Materials provided
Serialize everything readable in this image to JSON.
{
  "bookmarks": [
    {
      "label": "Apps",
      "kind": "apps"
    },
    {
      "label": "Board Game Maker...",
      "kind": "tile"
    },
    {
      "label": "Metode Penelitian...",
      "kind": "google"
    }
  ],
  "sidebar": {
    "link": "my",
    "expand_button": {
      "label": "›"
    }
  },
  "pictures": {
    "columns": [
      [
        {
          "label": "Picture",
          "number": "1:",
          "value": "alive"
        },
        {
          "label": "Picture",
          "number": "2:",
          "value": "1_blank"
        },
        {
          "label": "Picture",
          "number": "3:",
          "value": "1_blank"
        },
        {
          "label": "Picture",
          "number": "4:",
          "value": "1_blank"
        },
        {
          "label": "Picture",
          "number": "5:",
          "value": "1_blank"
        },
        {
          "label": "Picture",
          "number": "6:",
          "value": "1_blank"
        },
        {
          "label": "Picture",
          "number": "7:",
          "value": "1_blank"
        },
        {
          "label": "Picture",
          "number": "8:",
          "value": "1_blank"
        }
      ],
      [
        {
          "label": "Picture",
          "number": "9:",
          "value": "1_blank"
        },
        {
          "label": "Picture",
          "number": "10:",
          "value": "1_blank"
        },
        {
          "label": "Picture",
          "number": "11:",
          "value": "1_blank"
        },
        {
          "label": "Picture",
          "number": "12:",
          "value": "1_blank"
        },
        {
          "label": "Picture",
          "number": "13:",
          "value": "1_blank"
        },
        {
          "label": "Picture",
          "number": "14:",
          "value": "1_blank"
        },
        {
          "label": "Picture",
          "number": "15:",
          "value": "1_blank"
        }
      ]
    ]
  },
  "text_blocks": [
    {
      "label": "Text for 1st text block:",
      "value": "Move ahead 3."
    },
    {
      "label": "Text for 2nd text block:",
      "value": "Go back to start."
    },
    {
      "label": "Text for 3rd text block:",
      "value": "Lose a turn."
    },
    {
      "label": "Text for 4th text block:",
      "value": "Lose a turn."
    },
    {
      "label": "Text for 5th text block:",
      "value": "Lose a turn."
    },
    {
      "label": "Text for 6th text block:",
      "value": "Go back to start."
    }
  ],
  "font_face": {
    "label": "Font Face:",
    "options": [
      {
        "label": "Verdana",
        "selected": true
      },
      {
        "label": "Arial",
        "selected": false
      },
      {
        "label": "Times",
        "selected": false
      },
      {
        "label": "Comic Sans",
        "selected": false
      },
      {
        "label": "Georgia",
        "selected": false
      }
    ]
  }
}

Task to carry out
Transcribe the records above exactly as they appear.

Result of the exercise
Serialize everything readable in this image to JSON.
{
  "bookmarks": [
    {
      "label": "Apps",
      "kind": "apps"
    },
    {
      "label": "Board Game Maker...",
      "kind": "tile"
    },
    {
      "label": "Metode Penelitian...",
      "kind": "google"
    }
  ],
  "sidebar": {
    "link": "my",
    "expand_button": {
      "label": "›"
    }
  },
  "pictures": {
    "columns": [
      [
        {
          "label": "Picture",
          "number": "1:",
          "value": "alive"
        },
        {
          "label": "Picture",
          "number": "2:",
          "value": "1_blank"
        },
        {
          "label": "Picture",
          "number": "3:",
          "value": "1_blank"
        },
        {
          "label": "Picture",
          "number": "4:",
          "value": "1_blank"
        },
        {
          "label": "Picture",
          "number": "5:",
          "value": "1_blank"
        },
        {
          "label": "Picture",
          "number": "6:",
          "value": "1_blank"
        },
        {
          "label": "Picture",
          "number": "7:",
          "value": "1_blank"
        },
        {
          "label": "Picture",
          "number": "8:",
          "value": "1_blank"
        }
      ],
      [
        {
          "label": "Picture",
          "number": "9:",
          "value": "1_blank"
        },
        {
          "label": "Picture",
          "number": "10:",
          "value": "1_blank"
        },
        {
          "label": "Picture",
          "number": "11:",
          "value": "1_blank"
        },
        {
          "label": "Picture",
          "number": "12:",
          "value": "1_blank"
        },
        {
          "label": "Picture",
          "number": "13:",
          "value": "1_blank"
        },
        {
          "label": "Picture",
          "number": "14:",
          "value": "1_blank"
        },
        {
          "label": "Picture",
          "number": "15:",
          "value": "1_blank"
        }
      ]
    ]
  },
  "text_blocks": [
    {
      "label": "Text for 1st text block:",
      "value": "Move ahead 3."
    },
    {
      "label": "Text for 2nd text block:",
      "value": "Go back to start."
    },
    {
      "label": "Text for 3rd text block:",
      "value": "Lose a turn."
    },
    {
      "label": "Text for 4th text block:",
      "value": "Lose a turn."
    },
    {
      "label": "Text for 5th text block:",
      "value": "Lose a turn."
    },
    {
      "label": "Text for 6th text block:",
      "value": "Go back to start."
    }
  ],
  "font_face": {
    "label": "Font Face:",
    "options": [
      {
        "label": "Verdana",
        "selected": true
      },
      {
        "label": "Arial",
        "selected": false
      },
      {
        "label": "Times",
        "selected": false
      },
      {
        "label": "Comic Sans",
        "selected": false
      },
      {
        "label": "Georgia",
        "selected": false
      }
    ]
  }
}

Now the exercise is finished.